**THE PROBLEM**
Print the whole listing exactly.

**RECORDS SHOWN**
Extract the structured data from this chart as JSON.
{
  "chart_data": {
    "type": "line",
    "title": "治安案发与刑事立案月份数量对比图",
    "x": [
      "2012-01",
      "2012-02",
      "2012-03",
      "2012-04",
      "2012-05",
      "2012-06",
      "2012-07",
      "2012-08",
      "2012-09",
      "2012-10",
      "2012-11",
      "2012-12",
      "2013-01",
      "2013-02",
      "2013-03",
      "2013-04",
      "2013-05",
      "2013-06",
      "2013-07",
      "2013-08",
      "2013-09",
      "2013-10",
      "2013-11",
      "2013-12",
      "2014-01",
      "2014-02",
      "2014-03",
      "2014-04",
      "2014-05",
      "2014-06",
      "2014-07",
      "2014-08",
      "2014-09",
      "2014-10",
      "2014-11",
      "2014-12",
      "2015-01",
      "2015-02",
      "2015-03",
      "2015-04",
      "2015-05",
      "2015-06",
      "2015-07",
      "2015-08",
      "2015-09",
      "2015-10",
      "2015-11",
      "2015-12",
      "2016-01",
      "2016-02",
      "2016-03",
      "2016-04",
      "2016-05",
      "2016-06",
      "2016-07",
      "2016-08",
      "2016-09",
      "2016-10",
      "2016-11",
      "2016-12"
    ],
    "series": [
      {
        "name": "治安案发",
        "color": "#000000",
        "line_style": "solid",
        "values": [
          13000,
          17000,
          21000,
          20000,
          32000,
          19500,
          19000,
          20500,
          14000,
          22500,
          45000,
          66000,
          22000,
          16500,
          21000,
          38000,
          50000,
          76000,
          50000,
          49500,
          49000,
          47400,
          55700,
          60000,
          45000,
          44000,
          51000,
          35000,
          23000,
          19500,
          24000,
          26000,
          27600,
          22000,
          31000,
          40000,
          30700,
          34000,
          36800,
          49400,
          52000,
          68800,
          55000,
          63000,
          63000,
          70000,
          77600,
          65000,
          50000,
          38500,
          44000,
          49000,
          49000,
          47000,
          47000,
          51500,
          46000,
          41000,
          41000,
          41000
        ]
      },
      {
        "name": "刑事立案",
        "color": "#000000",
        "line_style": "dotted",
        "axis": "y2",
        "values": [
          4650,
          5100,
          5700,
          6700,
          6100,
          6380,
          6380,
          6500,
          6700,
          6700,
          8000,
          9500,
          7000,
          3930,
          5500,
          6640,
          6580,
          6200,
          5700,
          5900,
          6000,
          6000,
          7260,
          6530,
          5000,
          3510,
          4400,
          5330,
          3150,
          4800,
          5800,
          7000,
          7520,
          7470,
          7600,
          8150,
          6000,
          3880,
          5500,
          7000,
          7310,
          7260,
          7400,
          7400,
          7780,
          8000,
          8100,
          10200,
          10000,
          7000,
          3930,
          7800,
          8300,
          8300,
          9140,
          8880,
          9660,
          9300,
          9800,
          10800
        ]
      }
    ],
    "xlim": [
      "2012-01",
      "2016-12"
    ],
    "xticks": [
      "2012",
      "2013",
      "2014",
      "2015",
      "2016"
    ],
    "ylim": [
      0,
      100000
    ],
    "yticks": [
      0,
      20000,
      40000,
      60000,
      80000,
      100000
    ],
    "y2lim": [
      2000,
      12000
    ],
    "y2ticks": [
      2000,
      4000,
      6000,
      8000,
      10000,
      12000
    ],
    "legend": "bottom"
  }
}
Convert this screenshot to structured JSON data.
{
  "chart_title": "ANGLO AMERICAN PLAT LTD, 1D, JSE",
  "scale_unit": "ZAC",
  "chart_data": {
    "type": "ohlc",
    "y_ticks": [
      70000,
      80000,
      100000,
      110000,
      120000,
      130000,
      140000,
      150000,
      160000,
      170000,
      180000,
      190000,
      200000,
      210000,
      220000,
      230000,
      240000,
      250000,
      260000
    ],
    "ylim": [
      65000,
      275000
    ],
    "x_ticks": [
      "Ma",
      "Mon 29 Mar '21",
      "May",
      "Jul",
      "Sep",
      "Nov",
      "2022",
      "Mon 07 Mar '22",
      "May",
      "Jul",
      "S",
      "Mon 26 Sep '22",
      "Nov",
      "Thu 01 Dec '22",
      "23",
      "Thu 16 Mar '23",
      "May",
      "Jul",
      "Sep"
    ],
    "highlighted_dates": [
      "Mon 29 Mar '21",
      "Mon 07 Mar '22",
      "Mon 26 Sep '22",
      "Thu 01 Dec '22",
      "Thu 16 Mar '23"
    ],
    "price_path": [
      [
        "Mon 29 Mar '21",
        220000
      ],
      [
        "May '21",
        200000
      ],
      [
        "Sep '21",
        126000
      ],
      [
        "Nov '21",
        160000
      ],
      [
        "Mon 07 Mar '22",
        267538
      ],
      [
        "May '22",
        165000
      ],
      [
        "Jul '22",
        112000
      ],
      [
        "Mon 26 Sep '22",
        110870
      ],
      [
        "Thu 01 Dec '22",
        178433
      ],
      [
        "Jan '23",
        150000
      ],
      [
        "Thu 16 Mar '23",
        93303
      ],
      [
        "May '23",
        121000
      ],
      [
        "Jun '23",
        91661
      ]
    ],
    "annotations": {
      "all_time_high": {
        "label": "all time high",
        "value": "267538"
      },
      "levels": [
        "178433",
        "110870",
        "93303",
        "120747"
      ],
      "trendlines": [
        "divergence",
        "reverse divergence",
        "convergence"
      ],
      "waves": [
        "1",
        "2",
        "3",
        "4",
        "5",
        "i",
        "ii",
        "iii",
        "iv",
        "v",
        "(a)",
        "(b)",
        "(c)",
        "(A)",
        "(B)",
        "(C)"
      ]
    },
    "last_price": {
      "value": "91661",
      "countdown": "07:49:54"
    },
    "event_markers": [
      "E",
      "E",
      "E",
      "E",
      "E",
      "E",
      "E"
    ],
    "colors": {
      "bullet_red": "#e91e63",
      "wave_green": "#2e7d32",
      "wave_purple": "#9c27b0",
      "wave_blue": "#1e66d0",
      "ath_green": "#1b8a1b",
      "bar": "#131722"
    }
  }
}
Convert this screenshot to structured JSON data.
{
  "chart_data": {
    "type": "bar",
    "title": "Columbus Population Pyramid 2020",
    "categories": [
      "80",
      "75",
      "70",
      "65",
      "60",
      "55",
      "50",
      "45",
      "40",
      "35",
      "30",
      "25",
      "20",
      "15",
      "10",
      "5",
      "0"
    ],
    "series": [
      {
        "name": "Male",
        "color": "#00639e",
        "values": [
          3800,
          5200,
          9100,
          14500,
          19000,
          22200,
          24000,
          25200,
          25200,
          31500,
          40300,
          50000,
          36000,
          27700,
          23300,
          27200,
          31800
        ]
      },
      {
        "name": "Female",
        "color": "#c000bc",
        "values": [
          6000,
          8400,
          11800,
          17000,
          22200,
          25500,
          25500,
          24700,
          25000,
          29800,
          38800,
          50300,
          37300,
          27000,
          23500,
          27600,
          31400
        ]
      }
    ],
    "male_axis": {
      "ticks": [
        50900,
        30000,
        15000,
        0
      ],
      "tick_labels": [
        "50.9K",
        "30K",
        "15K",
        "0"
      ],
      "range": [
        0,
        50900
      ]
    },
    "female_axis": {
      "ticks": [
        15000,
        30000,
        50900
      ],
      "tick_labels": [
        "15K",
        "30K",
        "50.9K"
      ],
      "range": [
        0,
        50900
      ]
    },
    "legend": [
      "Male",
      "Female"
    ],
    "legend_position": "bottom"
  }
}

**EXPECTED OUTPUT**
Extract the structured data from this chart as JSON.
{
  "chart_data": {
    "type": "line",
    "title": "治安案发与刑事立案月份数量对比图",
    "x": [
      "2012-01",
      "2012-02",
      "2012-03",
      "2012-04",
      "2012-05",
      "2012-06",
      "2012-07",
      "2012-08",
      "2012-09",
      "2012-10",
      "2012-11",
      "2012-12",
      "2013-01",
      "2013-02",
      "2013-03",
      "2013-04",
      "2013-05",
      "2013-06",
      "2013-07",
      "2013-08",
      "2013-09",
      "2013-10",
      "2013-11",
      "2013-12",
      "2014-01",
      "2014-02",
      "2014-03",
      "2014-04",
      "2014-05",
      "2014-06",
      "2014-07",
      "2014-08",
      "2014-09",
      "2014-10",
      "2014-11",
      "2014-12",
      "2015-01",
      "2015-02",
      "2015-03",
      "2015-04",
      "2015-05",
      "2015-06",
      "2015-07",
      "2015-08",
      "2015-09",
      "2015-10",
      "2015-11",
      "2015-12",
      "2016-01",
      "2016-02",
      "2016-03",
      "2016-04",
      "2016-05",
      "2016-06",
      "2016-07",
      "2016-08",
      "2016-09",
      "2016-10",
      "2016-11",
      "2016-12"
    ],
    "series": [
      {
        "name": "治安案发",
        "color": "#000000",
        "line_style": "solid",
        "values": [
          13000,
          17000,
          21000,
          20000,
          32000,
          19500,
          19000,
          20500,
          14000,
          22500,
          45000,
          66000,
          22000,
          16500,
          21000,
          38000,
          50000,
          76000,
          50000,
          49500,
          49000,
          47400,
          55700,
          60000,
          45000,
          44000,
          51000,
          35000,
          23000,
          19500,
          24000,
          26000,
          27600,
          22000,
          31000,
          40000,
          30700,
          34000,
          36800,
          49400,
          52000,
          68800,
          55000,
          63000,
          63000,
          70000,
          77600,
          65000,
          50000,
          38500,
          44000,
          49000,
          49000,
          47000,
          47000,
          51500,
          46000,
          41000,
          41000,
          41000
        ]
      },
      {
        "name": "刑事立案",
        "color": "#000000",
        "line_style": "dotted",
        "axis": "y2",
        "values": [
          4650,
          5100,
          5700,
          6700,
          6100,
          6380,
          6380,
          6500,
          6700,
          6700,
          8000,
          9500,
          7000,
          3930,
          5500,
          6640,
          6580,
          6200,
          5700,
          5900,
          6000,
          6000,
          7260,
          6530,
          5000,
          3510,
          4400,
          5330,
          3150,
          4800,
          5800,
          7000,
          7520,
          7470,
          7600,
          8150,
          6000,
          3880,
          5500,
          7000,
          7310,
          7260,
          7400,
          7400,
          7780,
          8000,
          8100,
          10200,
          10000,
          7000,
          3930,
          7800,
          8300,
          8300,
          9140,
          8880,
          9660,
          9300,
          9800,
          10800
        ]
      }
    ],
    "xlim": [
      "2012-01",
      "2016-12"
    ],
    "xticks": [
      "2012",
      "2013",
      "2014",
      "2015",
      "2016"
    ],
    "ylim": [
      0,
      100000
    ],
    "yticks": [
      0,
      20000,
      40000,
      60000,
      80000,
      100000
    ],
    "y2lim": [
      2000,
      12000
    ],
    "y2ticks": [
      2000,
      4000,
      6000,
      8000,
      10000,
      12000
    ],
    "legend": "bottom"
  }
}
Convert this screenshot to structured JSON data.
{
  "chart_title": "ANGLO AMERICAN PLAT LTD, 1D, JSE",
  "scale_unit": "ZAC",
  "chart_data": {
    "type": "ohlc",
    "y_ticks": [
      70000,
      80000,
      100000,
      110000,
      120000,
      130000,
      140000,
      150000,
      160000,
      170000,
      180000,
      190000,
      200000,
      210000,
      220000,
      230000,
      240000,
      250000,
      260000
    ],
    "ylim": [
      65000,
      275000
    ],
    "x_ticks": [
      "Ma",
      "Mon 29 Mar '21",
      "May",
      "Jul",
      "Sep",
      "Nov",
      "2022",
      "Mon 07 Mar '22",
      "May",
      "Jul",
      "S",
      "Mon 26 Sep '22",
      "Nov",
      "Thu 01 Dec '22",
      "23",
      "Thu 16 Mar '23",
      "May",
      "Jul",
      "Sep"
    ],
    "highlighted_dates": [
      "Mon 29 Mar '21",
      "Mon 07 Mar '22",
      "Mon 26 Sep '22",
      "Thu 01 Dec '22",
      "Thu 16 Mar '23"
    ],
    "price_path": [
      [
        "Mon 29 Mar '21",
        220000
      ],
      [
        "May '21",
        200000
      ],
      [
        "Sep '21",
        126000
      ],
      [
        "Nov '21",
        160000
      ],
      [
        "Mon 07 Mar '22",
        267538
      ],
      [
        "May '22",
        165000
      ],
      [
        "Jul '22",
        112000
      ],
      [
        "Mon 26 Sep '22",
        110870
      ],
      [
        "Thu 01 Dec '22",
        178433
      ],
      [
        "Jan '23",
        150000
      ],
      [
        "Thu 16 Mar '23",
        93303
      ],
      [
        "May '23",
        121000
      ],
      [
        "Jun '23",
        91661
      ]
    ],
    "annotations": {
      "all_time_high": {
        "label": "all time high",
        "value": "267538"
      },
      "levels": [
        "178433",
        "110870",
        "93303",
        "120747"
      ],
      "trendlines": [
        "divergence",
        "reverse divergence",
        "convergence"
      ],
      "waves": [
        "1",
        "2",
        "3",
        "4",
        "5",
        "i",
        "ii",
        "iii",
        "iv",
        "v",
        "(a)",
        "(b)",
        "(c)",
        "(A)",
        "(B)",
        "(C)"
      ]
    },
    "last_price": {
      "value": "91661",
      "countdown": "07:49:54"
    },
    "event_markers": [
      "E",
      "E",
      "E",
      "E",
      "E",
      "E",
      "E"
    ],
    "colors": {
      "bullet_red": "#e91e63",
      "wave_green": "#2e7d32",
      "wave_purple": "#9c27b0",
      "wave_blue": "#1e66d0",
      "ath_green": "#1b8a1b",
      "bar": "#131722"
    }
  }
}
Convert this screenshot to structured JSON data.
{
  "chart_data": {
    "type": "bar",
    "title": "Columbus Population Pyramid 2020",
    "categories": [
      "80",
      "75",
      "70",
      "65",
      "60",
      "55",
      "50",
      "45",
      "40",
      "35",
      "30",
      "25",
      "20",
      "15",
      "10",
      "5",
      "0"
    ],
    "series": [
      {
        "name": "Male",
        "color": "#00639e",
        "values": [
          3800,
          5200,
          9100,
          14500,
          19000,
          22200,
          24000,
          25200,
          25200,
          31500,
          40300,
          50000,
          36000,
          27700,
          23300,
          27200,
          31800
        ]
      },
      {
        "name": "Female",
        "color": "#c000bc",
        "values": [
          6000,
          8400,
          11800,
          17000,
          22200,
          25500,
          25500,
          24700,
          25000,
          29800,
          38800,
          50300,
          37300,
          27000,
          23500,
          27600,
          31400
        ]
      }
    ],
    "male_axis": {
      "ticks": [
        50900,
        30000,
        15000,
        0
      ],
      "tick_labels": [
        "50.9K",
        "30K",
        "15K",
        "0"
      ],
      "range": [
        0,
        50900
      ]
    },
    "female_axis": {
      "ticks": [
        15000,
        30000,
        50900
      ],
      "tick_labels": [
        "15K",
        "30K",
        "50.9K"
      ],
      "range": [
        0,
        50900
      ]
    },
    "legend": [
      "Male",
      "Female"
    ],
    "legend_position": "bottom"
  }
}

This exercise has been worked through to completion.